§ **AIM OF THE EXERCISE**:
Work through the lines below and count those holding "JSON"; reply with the number only.

------------------------------------------------------------------------

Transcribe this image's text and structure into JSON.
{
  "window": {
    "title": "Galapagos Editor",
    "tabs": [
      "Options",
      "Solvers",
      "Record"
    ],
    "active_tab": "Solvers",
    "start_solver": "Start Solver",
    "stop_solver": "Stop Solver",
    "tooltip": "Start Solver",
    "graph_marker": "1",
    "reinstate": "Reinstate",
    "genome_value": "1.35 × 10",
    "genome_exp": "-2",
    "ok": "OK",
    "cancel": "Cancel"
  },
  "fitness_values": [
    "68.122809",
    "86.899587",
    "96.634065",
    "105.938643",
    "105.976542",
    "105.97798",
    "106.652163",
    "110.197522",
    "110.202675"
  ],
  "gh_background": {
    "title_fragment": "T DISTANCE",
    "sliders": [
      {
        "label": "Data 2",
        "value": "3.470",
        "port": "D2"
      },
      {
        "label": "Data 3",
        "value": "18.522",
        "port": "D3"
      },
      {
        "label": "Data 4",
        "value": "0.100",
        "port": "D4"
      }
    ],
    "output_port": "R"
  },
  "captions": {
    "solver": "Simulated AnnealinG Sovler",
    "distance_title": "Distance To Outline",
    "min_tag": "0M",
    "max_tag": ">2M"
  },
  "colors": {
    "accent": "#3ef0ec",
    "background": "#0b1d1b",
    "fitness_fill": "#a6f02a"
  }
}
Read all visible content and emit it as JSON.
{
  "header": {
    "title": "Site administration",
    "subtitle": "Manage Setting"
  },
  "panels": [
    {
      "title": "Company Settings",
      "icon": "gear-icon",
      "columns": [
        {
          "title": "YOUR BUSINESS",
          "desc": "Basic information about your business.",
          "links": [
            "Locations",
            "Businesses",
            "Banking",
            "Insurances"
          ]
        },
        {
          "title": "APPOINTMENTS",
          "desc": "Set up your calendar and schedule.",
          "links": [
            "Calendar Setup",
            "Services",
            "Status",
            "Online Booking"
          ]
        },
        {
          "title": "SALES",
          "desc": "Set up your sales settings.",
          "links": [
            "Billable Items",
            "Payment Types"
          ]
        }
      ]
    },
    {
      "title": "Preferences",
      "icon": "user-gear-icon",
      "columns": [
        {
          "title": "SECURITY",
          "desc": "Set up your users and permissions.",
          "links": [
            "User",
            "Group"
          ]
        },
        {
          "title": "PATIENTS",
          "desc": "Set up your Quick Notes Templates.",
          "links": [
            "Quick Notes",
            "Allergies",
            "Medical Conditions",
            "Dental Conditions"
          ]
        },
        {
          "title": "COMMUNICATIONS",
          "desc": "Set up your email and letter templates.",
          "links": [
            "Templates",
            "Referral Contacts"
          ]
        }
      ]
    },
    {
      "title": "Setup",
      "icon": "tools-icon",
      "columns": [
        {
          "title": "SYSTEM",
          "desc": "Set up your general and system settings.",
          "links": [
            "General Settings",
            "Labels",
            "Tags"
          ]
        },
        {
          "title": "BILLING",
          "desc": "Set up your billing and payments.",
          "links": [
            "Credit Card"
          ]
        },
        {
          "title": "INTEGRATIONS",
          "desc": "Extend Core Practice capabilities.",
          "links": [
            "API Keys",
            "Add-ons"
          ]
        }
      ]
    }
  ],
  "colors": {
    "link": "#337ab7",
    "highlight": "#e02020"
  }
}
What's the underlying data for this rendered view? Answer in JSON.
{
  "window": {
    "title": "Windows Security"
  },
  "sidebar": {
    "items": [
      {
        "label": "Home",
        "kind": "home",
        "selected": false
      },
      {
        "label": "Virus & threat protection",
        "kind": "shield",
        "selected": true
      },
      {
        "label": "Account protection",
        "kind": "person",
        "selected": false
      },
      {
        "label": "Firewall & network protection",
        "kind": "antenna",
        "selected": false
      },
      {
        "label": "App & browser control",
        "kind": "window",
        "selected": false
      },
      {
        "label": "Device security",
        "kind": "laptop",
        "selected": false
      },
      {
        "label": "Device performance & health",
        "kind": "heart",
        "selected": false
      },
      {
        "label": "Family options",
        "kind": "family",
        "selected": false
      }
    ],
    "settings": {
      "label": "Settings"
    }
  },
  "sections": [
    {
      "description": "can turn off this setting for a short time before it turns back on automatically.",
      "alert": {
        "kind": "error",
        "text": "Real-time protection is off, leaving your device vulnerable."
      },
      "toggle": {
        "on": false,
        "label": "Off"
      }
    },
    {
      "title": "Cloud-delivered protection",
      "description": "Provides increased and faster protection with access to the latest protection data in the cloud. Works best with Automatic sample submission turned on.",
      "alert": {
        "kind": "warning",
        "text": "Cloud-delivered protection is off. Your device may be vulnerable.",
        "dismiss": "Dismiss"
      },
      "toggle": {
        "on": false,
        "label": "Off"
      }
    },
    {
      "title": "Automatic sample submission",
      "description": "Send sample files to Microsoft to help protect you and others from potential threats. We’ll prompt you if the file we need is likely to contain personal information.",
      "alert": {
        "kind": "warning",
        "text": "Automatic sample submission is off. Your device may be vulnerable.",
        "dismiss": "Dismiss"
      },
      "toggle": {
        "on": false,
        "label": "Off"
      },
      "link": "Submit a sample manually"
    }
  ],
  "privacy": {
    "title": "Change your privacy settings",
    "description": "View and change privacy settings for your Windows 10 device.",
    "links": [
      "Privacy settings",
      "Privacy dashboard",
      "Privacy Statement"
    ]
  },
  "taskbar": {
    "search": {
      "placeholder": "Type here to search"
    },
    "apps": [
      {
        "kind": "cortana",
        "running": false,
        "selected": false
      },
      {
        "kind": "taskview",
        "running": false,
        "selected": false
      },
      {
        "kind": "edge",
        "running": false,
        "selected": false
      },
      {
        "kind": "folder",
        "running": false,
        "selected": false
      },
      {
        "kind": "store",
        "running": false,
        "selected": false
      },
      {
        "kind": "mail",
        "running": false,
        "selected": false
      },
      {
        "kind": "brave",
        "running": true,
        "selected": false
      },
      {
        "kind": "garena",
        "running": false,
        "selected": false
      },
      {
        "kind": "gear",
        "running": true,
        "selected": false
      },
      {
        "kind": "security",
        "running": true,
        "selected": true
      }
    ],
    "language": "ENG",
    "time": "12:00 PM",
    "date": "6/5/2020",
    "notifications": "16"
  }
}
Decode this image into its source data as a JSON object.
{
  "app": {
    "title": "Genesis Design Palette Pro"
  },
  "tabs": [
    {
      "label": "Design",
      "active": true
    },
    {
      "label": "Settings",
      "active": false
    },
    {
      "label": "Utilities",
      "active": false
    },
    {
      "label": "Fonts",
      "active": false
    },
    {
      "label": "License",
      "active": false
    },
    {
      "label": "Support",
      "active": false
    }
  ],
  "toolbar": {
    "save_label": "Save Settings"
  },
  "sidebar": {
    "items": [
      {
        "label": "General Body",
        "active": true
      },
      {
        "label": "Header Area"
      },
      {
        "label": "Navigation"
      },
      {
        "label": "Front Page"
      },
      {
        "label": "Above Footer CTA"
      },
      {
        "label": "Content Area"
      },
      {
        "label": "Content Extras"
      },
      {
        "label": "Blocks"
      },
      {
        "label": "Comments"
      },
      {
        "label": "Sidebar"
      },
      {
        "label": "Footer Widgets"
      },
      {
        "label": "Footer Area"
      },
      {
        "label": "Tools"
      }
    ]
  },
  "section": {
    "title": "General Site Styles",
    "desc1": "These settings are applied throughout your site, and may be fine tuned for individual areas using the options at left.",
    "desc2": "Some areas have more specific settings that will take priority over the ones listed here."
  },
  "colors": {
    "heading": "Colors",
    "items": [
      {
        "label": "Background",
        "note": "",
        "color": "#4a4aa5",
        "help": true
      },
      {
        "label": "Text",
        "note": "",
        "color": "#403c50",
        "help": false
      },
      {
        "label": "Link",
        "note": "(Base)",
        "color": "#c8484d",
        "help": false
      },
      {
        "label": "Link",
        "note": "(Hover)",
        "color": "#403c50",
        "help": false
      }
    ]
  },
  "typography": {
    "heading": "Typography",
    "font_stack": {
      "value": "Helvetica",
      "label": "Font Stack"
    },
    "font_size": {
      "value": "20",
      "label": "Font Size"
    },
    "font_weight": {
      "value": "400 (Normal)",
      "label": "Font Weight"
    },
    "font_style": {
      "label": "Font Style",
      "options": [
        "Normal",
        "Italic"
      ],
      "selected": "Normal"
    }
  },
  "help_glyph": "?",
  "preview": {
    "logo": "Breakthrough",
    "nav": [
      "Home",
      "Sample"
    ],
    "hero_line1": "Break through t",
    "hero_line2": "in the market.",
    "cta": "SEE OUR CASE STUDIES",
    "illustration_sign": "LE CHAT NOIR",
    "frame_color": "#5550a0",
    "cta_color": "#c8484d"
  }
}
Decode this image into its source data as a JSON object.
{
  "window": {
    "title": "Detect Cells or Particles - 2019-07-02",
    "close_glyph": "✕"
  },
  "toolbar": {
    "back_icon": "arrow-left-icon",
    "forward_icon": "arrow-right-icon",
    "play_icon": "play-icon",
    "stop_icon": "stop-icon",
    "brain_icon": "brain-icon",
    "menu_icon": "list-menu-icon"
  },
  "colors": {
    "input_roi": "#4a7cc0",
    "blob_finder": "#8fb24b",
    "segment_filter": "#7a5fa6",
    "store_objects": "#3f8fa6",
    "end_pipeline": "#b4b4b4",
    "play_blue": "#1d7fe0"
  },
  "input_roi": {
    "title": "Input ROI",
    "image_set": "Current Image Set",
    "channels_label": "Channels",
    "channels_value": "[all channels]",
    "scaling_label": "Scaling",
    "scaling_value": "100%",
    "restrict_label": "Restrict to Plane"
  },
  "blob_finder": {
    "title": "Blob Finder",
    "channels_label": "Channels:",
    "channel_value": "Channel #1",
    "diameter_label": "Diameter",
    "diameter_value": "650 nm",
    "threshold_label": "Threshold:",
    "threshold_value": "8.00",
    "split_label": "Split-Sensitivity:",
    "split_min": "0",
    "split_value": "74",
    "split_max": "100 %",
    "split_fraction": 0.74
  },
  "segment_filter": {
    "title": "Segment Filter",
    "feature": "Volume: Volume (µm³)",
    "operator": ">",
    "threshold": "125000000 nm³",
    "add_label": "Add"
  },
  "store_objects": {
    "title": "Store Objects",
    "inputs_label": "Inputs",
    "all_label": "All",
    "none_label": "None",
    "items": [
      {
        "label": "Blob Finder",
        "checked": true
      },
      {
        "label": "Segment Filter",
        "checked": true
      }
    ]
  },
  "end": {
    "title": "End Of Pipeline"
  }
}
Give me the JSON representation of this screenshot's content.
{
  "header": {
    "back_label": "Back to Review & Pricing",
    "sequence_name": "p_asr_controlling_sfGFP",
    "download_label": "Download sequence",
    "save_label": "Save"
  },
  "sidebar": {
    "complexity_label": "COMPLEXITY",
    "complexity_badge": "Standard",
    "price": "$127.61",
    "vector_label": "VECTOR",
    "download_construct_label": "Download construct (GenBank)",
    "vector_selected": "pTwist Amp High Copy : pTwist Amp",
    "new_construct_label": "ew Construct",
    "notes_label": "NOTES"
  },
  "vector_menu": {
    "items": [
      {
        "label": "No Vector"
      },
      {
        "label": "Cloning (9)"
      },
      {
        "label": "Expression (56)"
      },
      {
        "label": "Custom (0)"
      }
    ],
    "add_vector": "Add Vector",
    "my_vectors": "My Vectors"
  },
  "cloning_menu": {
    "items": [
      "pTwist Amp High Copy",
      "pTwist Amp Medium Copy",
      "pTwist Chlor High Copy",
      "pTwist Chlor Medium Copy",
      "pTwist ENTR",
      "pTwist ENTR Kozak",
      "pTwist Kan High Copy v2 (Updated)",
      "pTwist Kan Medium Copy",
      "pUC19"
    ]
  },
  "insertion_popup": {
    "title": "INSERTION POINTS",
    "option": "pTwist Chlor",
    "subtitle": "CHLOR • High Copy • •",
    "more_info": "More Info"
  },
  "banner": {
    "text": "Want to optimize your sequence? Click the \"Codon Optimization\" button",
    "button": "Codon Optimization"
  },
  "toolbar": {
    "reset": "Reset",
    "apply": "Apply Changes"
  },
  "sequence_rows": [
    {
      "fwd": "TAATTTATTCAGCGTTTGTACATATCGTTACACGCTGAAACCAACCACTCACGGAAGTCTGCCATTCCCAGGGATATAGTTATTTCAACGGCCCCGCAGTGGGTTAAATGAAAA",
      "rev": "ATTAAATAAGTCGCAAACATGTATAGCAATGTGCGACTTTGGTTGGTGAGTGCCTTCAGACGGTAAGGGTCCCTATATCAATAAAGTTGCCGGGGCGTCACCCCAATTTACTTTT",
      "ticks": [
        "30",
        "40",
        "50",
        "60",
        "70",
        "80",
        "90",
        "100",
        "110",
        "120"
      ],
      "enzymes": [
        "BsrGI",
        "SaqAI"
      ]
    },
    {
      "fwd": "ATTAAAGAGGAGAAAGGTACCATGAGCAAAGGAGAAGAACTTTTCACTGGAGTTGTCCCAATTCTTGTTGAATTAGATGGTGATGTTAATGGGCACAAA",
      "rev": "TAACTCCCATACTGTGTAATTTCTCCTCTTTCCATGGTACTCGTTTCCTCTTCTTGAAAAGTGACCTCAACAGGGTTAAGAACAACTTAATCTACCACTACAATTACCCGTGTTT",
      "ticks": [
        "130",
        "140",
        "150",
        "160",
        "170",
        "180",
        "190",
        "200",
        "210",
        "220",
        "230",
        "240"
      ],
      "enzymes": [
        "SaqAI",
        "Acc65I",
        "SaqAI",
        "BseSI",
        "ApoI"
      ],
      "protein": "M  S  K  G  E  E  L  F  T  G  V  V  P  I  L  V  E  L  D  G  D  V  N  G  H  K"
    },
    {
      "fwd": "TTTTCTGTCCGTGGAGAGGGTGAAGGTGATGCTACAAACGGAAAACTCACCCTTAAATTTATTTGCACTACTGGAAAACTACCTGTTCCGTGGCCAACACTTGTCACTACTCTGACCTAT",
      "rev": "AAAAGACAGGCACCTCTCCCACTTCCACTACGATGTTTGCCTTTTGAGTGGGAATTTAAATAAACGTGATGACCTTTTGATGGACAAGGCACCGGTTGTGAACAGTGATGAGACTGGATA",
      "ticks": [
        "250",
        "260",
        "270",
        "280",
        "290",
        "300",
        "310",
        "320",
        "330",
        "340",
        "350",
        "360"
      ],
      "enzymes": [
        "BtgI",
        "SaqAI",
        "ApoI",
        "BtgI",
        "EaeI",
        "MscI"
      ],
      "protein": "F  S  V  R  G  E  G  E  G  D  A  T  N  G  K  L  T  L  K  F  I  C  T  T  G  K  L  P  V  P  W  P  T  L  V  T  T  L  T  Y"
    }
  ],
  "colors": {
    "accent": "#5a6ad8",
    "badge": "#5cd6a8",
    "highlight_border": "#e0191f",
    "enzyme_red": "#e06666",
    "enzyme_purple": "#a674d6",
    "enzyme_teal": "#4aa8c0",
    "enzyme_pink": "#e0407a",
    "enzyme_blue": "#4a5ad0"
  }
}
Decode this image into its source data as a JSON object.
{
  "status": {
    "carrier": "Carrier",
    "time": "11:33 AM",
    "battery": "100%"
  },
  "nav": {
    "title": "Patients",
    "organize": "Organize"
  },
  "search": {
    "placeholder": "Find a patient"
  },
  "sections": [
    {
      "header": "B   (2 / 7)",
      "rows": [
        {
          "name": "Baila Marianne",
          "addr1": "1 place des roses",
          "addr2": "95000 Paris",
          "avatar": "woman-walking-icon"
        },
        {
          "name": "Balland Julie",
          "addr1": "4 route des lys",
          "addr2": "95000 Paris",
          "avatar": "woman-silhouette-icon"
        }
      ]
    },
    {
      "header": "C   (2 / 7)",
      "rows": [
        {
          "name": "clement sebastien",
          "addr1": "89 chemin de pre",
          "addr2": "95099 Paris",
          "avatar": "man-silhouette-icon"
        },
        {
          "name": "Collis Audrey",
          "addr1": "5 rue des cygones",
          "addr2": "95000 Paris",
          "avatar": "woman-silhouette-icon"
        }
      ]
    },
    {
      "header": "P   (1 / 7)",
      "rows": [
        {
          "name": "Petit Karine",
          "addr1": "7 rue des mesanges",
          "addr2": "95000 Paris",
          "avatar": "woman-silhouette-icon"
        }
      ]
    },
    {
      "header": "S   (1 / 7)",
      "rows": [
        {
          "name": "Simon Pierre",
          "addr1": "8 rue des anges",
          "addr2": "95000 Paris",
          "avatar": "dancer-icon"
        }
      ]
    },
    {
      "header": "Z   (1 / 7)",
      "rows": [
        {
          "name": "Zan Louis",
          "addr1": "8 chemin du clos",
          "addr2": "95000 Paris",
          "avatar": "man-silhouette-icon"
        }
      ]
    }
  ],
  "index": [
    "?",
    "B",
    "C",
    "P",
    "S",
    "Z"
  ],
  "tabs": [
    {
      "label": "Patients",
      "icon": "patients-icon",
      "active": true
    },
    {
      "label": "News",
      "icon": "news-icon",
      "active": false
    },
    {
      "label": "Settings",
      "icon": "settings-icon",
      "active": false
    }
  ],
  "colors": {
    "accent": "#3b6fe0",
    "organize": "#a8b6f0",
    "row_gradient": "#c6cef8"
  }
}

------------------------------------------------------------------------

§ **RESULT OF THE TASK**:
7